## Exercise instructions
Copy out all the lines where "Protective" shows up.

## Input

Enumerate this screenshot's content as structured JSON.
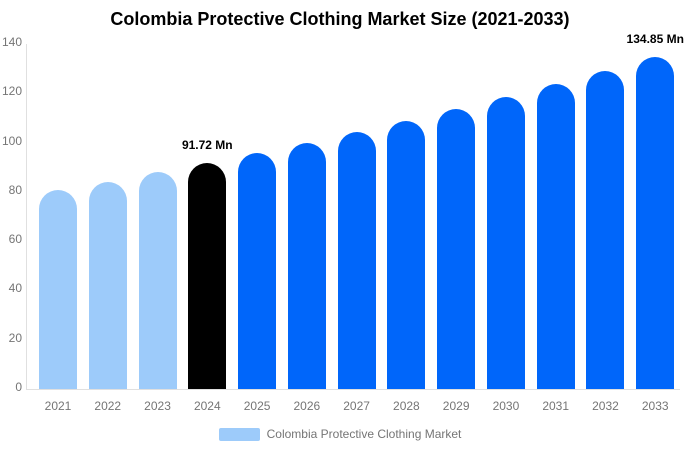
{
  "colors": {
    "background": "#FFFFFF",
    "axis_line": "#E0E0E0",
    "tick_text": "#757575",
    "title_text": "#000000",
    "value_label_text": "#000000",
    "legend_text": "#757575",
    "past_bar": "#9DCBFA",
    "highlight_bar": "#000000",
    "forecast_bar": "#0066FA"
  },
  "chart_data": {
    "type": "bar",
    "title": "Colombia Protective Clothing Market Size (2021-2033)",
    "xlabel": "",
    "ylabel": "",
    "unit": "Mn",
    "categories": [
      "2021",
      "2022",
      "2023",
      "2024",
      "2025",
      "2026",
      "2027",
      "2028",
      "2029",
      "2030",
      "2031",
      "2032",
      "2033"
    ],
    "series": [
      {
        "name": "Colombia Protective Clothing Market",
        "values": [
          80.7,
          84.2,
          87.9,
          91.72,
          95.7,
          99.9,
          104.3,
          108.9,
          113.6,
          118.6,
          123.8,
          129.2,
          134.85
        ]
      }
    ],
    "bar_colors": [
      "#9DCBFA",
      "#9DCBFA",
      "#9DCBFA",
      "#000000",
      "#0066FA",
      "#0066FA",
      "#0066FA",
      "#0066FA",
      "#0066FA",
      "#0066FA",
      "#0066FA",
      "#0066FA",
      "#0066FA"
    ],
    "value_labels": [
      {
        "category": "2024",
        "text": "91.72 Mn"
      },
      {
        "category": "2033",
        "text": "134.85 Mn"
      }
    ],
    "ylim": [
      0,
      140
    ],
    "yticks": [
      0,
      20,
      40,
      60,
      80,
      100,
      120,
      140
    ],
    "grid": false,
    "legend": {
      "position": "bottom",
      "items": [
        {
          "label": "Colombia Protective Clothing Market",
          "color": "#9DCBFA"
        }
      ]
    }
  }
}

## Answer to this exercise
    "title": "Colombia Protective Clothing Market Size (2021-2033)",
        "name": "Colombia Protective Clothing Market",
          "label": "Colombia Protective Clothing Market",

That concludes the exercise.